Dataset entries -
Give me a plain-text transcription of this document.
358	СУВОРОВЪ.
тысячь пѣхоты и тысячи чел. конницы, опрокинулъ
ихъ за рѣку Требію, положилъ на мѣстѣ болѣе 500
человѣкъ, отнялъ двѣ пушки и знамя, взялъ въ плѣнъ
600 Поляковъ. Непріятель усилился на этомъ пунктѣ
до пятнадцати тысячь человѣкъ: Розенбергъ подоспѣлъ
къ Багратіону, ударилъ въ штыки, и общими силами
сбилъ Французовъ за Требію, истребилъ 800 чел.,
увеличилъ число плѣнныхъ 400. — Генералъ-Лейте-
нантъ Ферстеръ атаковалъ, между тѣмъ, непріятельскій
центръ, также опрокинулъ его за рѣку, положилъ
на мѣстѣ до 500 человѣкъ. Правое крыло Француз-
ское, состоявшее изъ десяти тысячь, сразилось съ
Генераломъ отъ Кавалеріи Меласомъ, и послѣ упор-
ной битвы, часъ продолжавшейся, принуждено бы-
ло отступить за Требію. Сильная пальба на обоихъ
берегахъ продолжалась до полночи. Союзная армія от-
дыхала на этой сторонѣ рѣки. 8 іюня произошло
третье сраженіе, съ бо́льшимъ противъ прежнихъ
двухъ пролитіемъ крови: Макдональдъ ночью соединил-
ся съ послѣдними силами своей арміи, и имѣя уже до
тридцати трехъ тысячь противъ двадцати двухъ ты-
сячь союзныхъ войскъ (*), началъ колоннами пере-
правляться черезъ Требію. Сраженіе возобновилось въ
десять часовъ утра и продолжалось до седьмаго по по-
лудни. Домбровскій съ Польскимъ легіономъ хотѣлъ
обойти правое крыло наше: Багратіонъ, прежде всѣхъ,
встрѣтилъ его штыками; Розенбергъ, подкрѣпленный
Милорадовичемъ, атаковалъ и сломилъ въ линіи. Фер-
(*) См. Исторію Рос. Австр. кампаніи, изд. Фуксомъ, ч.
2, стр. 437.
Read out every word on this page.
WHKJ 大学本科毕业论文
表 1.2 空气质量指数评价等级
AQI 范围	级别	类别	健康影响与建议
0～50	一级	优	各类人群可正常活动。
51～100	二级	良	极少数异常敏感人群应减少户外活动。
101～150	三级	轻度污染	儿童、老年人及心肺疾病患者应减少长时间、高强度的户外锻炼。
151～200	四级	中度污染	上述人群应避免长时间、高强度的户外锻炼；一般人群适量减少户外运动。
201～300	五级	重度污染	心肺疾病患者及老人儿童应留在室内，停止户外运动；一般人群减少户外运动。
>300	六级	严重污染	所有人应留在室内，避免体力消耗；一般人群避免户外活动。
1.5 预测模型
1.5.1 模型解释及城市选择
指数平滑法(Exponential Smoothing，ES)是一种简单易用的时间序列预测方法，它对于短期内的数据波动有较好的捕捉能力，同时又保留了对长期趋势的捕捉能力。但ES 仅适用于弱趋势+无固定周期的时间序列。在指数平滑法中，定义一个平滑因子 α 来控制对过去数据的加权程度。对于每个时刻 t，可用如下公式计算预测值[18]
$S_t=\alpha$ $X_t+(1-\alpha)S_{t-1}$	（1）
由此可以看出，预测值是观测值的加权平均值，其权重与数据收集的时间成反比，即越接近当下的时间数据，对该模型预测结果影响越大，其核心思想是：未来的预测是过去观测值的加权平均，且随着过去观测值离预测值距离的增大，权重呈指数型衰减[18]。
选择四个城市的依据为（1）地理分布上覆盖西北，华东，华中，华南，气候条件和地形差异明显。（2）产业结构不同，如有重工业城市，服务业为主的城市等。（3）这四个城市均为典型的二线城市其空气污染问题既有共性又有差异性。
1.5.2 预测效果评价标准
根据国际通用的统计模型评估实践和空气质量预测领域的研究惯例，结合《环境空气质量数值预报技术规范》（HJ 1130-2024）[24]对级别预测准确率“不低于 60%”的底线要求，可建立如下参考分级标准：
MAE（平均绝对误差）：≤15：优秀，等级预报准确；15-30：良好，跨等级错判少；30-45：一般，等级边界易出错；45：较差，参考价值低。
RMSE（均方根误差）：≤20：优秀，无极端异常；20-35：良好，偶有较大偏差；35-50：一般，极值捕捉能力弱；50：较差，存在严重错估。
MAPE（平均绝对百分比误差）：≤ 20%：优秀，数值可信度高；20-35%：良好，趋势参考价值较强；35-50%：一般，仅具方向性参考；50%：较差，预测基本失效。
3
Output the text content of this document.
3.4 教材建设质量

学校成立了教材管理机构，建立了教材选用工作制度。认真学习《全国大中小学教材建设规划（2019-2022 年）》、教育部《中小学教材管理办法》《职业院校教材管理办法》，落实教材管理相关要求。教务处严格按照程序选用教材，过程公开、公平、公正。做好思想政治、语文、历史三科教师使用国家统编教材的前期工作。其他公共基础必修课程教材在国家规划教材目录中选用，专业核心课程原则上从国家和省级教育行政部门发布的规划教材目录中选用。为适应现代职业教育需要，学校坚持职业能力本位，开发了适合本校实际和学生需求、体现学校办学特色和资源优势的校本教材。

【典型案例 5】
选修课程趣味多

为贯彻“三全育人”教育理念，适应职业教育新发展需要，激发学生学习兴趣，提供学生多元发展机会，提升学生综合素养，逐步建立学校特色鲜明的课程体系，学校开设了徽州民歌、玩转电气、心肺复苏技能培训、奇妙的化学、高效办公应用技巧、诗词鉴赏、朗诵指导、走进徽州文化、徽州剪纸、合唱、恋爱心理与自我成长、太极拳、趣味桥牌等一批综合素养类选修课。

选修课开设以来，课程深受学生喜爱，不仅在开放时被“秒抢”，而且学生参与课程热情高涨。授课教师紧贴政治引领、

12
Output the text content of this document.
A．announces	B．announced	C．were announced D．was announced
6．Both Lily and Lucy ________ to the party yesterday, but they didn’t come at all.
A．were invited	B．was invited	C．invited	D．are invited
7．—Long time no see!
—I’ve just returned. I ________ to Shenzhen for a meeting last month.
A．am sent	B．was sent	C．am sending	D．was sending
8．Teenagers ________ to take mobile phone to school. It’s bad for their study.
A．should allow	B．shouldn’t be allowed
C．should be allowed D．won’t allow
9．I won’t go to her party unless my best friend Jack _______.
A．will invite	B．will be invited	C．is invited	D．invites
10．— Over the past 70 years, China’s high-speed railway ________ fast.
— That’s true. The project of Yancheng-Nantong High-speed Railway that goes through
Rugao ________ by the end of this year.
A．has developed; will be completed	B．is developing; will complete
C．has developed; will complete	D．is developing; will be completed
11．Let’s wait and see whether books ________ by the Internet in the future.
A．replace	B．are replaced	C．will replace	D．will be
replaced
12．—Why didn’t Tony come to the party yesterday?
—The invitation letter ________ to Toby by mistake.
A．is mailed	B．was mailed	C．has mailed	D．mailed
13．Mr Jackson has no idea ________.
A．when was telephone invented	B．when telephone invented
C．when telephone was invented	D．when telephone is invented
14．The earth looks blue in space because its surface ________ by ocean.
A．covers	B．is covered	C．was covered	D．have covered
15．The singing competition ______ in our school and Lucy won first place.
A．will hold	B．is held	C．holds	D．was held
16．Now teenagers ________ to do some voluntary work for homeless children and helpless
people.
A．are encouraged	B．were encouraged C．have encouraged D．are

Goal of the exercise - Working from the material above, retype it in its entirety without change.

Complete answer -
Give me a plain-text transcription of this document.
358	СУВОРОВЪ.
тысячь пѣхоты и тысячи чел. конницы, опрокинулъ
ихъ за рѣку Требію, положилъ на мѣстѣ болѣе 500
человѣкъ, отнялъ двѣ пушки и знамя, взялъ въ плѣнъ
600 Поляковъ. Непріятель усилился на этомъ пунктѣ
до пятнадцати тысячь человѣкъ: Розенбергъ подоспѣлъ
къ Багратіону, ударилъ въ штыки, и общими силами
сбилъ Французовъ за Требію, истребилъ 800 чел.,
увеличилъ число плѣнныхъ 400. — Генералъ-Лейте-
нантъ Ферстеръ атаковалъ, между тѣмъ, непріятельскій
центръ, также опрокинулъ его за рѣку, положилъ
на мѣстѣ до 500 человѣкъ. Правое крыло Француз-
ское, состоявшее изъ десяти тысячь, сразилось съ
Генераломъ отъ Кавалеріи Меласомъ, и послѣ упор-
ной битвы, часъ продолжавшейся, принуждено бы-
ло отступить за Требію. Сильная пальба на обоихъ
берегахъ продолжалась до полночи. Союзная армія от-
дыхала на этой сторонѣ рѣки. 8 іюня произошло
третье сраженіе, съ бо́льшимъ противъ прежнихъ
двухъ пролитіемъ крови: Макдональдъ ночью соединил-
ся съ послѣдними силами своей арміи, и имѣя уже до
тридцати трехъ тысячь противъ двадцати двухъ ты-
сячь союзныхъ войскъ (*), началъ колоннами пере-
правляться черезъ Требію. Сраженіе возобновилось въ
десять часовъ утра и продолжалось до седьмаго по по-
лудни. Домбровскій съ Польскимъ легіономъ хотѣлъ
обойти правое крыло наше: Багратіонъ, прежде всѣхъ,
встрѣтилъ его штыками; Розенбергъ, подкрѣпленный
Милорадовичемъ, атаковалъ и сломилъ въ линіи. Фер-
(*) См. Исторію Рос. Австр. кампаніи, изд. Фуксомъ, ч.
2, стр. 437.
Read out every word on this page.
WHKJ 大学本科毕业论文
表 1.2 空气质量指数评价等级
AQI 范围	级别	类别	健康影响与建议
0～50	一级	优	各类人群可正常活动。
51～100	二级	良	极少数异常敏感人群应减少户外活动。
101～150	三级	轻度污染	儿童、老年人及心肺疾病患者应减少长时间、高强度的户外锻炼。
151～200	四级	中度污染	上述人群应避免长时间、高强度的户外锻炼；一般人群适量减少户外运动。
201～300	五级	重度污染	心肺疾病患者及老人儿童应留在室内，停止户外运动；一般人群减少户外运动。
>300	六级	严重污染	所有人应留在室内，避免体力消耗；一般人群避免户外活动。
1.5 预测模型
1.5.1 模型解释及城市选择
指数平滑法(Exponential Smoothing，ES)是一种简单易用的时间序列预测方法，它对于短期内的数据波动有较好的捕捉能力，同时又保留了对长期趋势的捕捉能力。但ES 仅适用于弱趋势+无固定周期的时间序列。在指数平滑法中，定义一个平滑因子 α 来控制对过去数据的加权程度。对于每个时刻 t，可用如下公式计算预测值[18]
$S_t=\alpha$ $X_t+(1-\alpha)S_{t-1}$	（1）
由此可以看出，预测值是观测值的加权平均值，其权重与数据收集的时间成反比，即越接近当下的时间数据，对该模型预测结果影响越大，其核心思想是：未来的预测是过去观测值的加权平均，且随着过去观测值离预测值距离的增大，权重呈指数型衰减[18]。
选择四个城市的依据为（1）地理分布上覆盖西北，华东，华中，华南，气候条件和地形差异明显。（2）产业结构不同，如有重工业城市，服务业为主的城市等。（3）这四个城市均为典型的二线城市其空气污染问题既有共性又有差异性。
1.5.2 预测效果评价标准
根据国际通用的统计模型评估实践和空气质量预测领域的研究惯例，结合《环境空气质量数值预报技术规范》（HJ 1130-2024）[24]对级别预测准确率“不低于 60%”的底线要求，可建立如下参考分级标准：
MAE（平均绝对误差）：≤15：优秀，等级预报准确；15-30：良好，跨等级错判少；30-45：一般，等级边界易出错；45：较差，参考价值低。
RMSE（均方根误差）：≤20：优秀，无极端异常；20-35：良好，偶有较大偏差；35-50：一般，极值捕捉能力弱；50：较差，存在严重错估。
MAPE（平均绝对百分比误差）：≤ 20%：优秀，数值可信度高；20-35%：良好，趋势参考价值较强；35-50%：一般，仅具方向性参考；50%：较差，预测基本失效。
3
Output the text content of this document.
3.4 教材建设质量

学校成立了教材管理机构，建立了教材选用工作制度。认真学习《全国大中小学教材建设规划（2019-2022 年）》、教育部《中小学教材管理办法》《职业院校教材管理办法》，落实教材管理相关要求。教务处严格按照程序选用教材，过程公开、公平、公正。做好思想政治、语文、历史三科教师使用国家统编教材的前期工作。其他公共基础必修课程教材在国家规划教材目录中选用，专业核心课程原则上从国家和省级教育行政部门发布的规划教材目录中选用。为适应现代职业教育需要，学校坚持职业能力本位，开发了适合本校实际和学生需求、体现学校办学特色和资源优势的校本教材。

【典型案例 5】
选修课程趣味多

为贯彻“三全育人”教育理念，适应职业教育新发展需要，激发学生学习兴趣，提供学生多元发展机会，提升学生综合素养，逐步建立学校特色鲜明的课程体系，学校开设了徽州民歌、玩转电气、心肺复苏技能培训、奇妙的化学、高效办公应用技巧、诗词鉴赏、朗诵指导、走进徽州文化、徽州剪纸、合唱、恋爱心理与自我成长、太极拳、趣味桥牌等一批综合素养类选修课。

选修课开设以来，课程深受学生喜爱，不仅在开放时被“秒抢”，而且学生参与课程热情高涨。授课教师紧贴政治引领、

12
Output the text content of this document.
A．announces	B．announced	C．were announced D．was announced
6．Both Lily and Lucy ________ to the party yesterday, but they didn’t come at all.
A．were invited	B．was invited	C．invited	D．are invited
7．—Long time no see!
—I’ve just returned. I ________ to Shenzhen for a meeting last month.
A．am sent	B．was sent	C．am sending	D．was sending
8．Teenagers ________ to take mobile phone to school. It’s bad for their study.
A．should allow	B．shouldn’t be allowed
C．should be allowed D．won’t allow
9．I won’t go to her party unless my best friend Jack _______.
A．will invite	B．will be invited	C．is invited	D．invites
10．— Over the past 70 years, China’s high-speed railway ________ fast.
— That’s true. The project of Yancheng-Nantong High-speed Railway that goes through
Rugao ________ by the end of this year.
A．has developed; will be completed	B．is developing; will complete
C．has developed; will complete	D．is developing; will be completed
11．Let’s wait and see whether books ________ by the Internet in the future.
A．replace	B．are replaced	C．will replace	D．will be
replaced
12．—Why didn’t Tony come to the party yesterday?
—The invitation letter ________ to Toby by mistake.
A．is mailed	B．was mailed	C．has mailed	D．mailed
13．Mr Jackson has no idea ________.
A．when was telephone invented	B．when telephone invented
C．when telephone was invented	D．when telephone is invented
14．The earth looks blue in space because its surface ________ by ocean.
A．covers	B．is covered	C．was covered	D．have covered
15．The singing competition ______ in our school and Lucy won first place.
A．will hold	B．is held	C．holds	D．was held
16．Now teenagers ________ to do some voluntary work for homeless children and helpless
people.
A．are encouraged	B．were encouraged C．have encouraged D．are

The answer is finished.